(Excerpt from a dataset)

▶

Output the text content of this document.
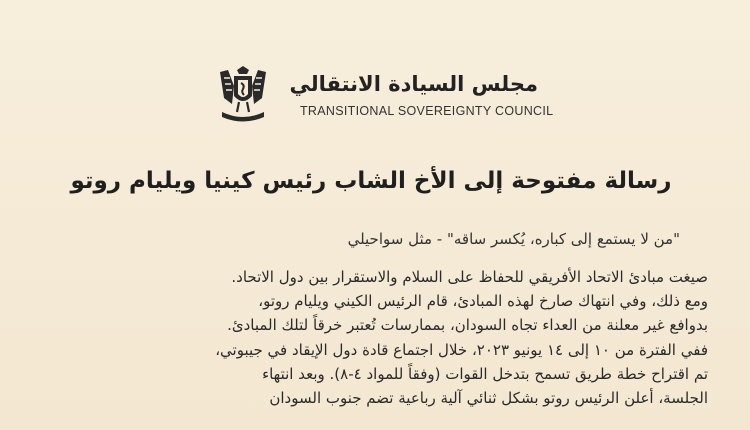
مجلس السيادة الانتقالي
TRANSITIONAL SOVEREIGNTY COUNCIL
رسالة مفتوحة إلى الأخ الشاب رئيس كينيا ويليام روتو
"من لا يستمع إلى كباره، يُكسر ساقه" - مثل سواحيلي
صيغت مبادئ الاتحاد الأفريقي للحفاظ على السلام والاستقرار بين دول الاتحاد.
ومع ذلك، وفي انتهاك صارخ لهذه المبادئ، قام الرئيس الكيني ويليام روتو،
بدوافع غير معلنة من العداء تجاه السودان، بممارسات تُعتبر خرقاً لتلك المبادئ.
ففي الفترة من ١٠ إلى ١٤ يونيو ٢٠٢٣، خلال اجتماع قادة دول الإيقاد في جيبوتي،
تم اقتراح خطة طريق تسمح بتدخل القوات (وفقاً للمواد ٤-٨). وبعد انتهاء
الجلسة، أعلن الرئيس روتو بشكل ثنائي آلية رباعية تضم جنوب السودان
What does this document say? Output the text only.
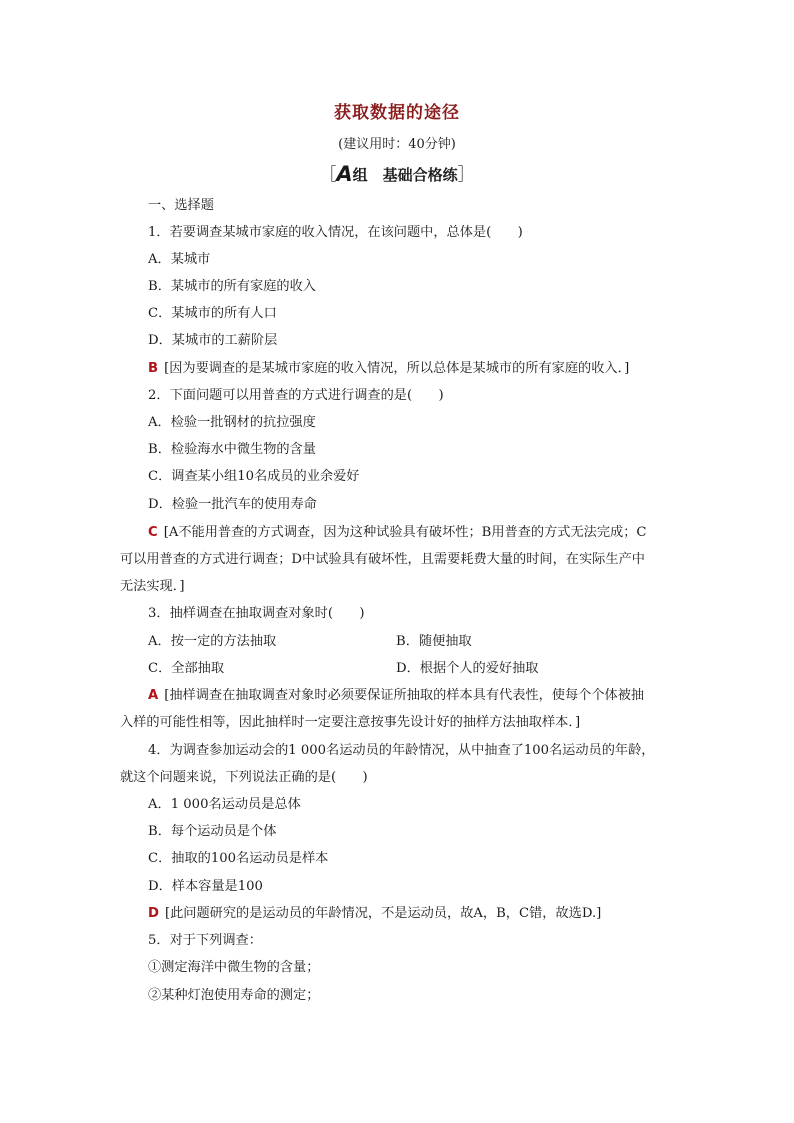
获取数据的途径
(建议用时：40分钟)
［A组　基础合格练］
一、选择题
1．若要调查某城市家庭的收入情况，在该问题中，总体是(　　)
A．某城市
B．某城市的所有家庭的收入
C．某城市的所有人口
D．某城市的工薪阶层
B [因为要调查的是某城市家庭的收入情况，所以总体是某城市的所有家庭的收入．]
2．下面问题可以用普查的方式进行调查的是(　　)
A．检验一批钢材的抗拉强度
B．检验海水中微生物的含量
C．调查某小组10名成员的业余爱好
D．检验一批汽车的使用寿命
C [A不能用普查的方式调查，因为这种试验具有破坏性；B用普查的方式无法完成；C
可以用普查的方式进行调查；D中试验具有破坏性，且需要耗费大量的时间，在实际生产中
无法实现．]
3．抽样调查在抽取调查对象时(　　)
A．按一定的方法抽取	B．随便抽取
C．全部抽取	D．根据个人的爱好抽取
A [抽样调查在抽取调查对象时必须要保证所抽取的样本具有代表性，使每个个体被抽
入样的可能性相等，因此抽样时一定要注意按事先设计好的抽样方法抽取样本．]
4．为调查参加运动会的1 000名运动员的年龄情况，从中抽查了100名运动员的年龄，
就这个问题来说，下列说法正确的是(　　)
A．1 000名运动员是总体
B．每个运动员是个体
C．抽取的100名运动员是样本
D．样本容量是100
D [此问题研究的是运动员的年龄情况，不是运动员，故A，B，C错，故选D.]
5．对于下列调查：
①测定海洋中微生物的含量；
②某种灯泡使用寿命的测定；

◀

▸ **What to do**
Identify and copy the lines holding the word "text".

▸ **Answer to the exercise**
Output the text content of this document.
What does this document say? Output the text only.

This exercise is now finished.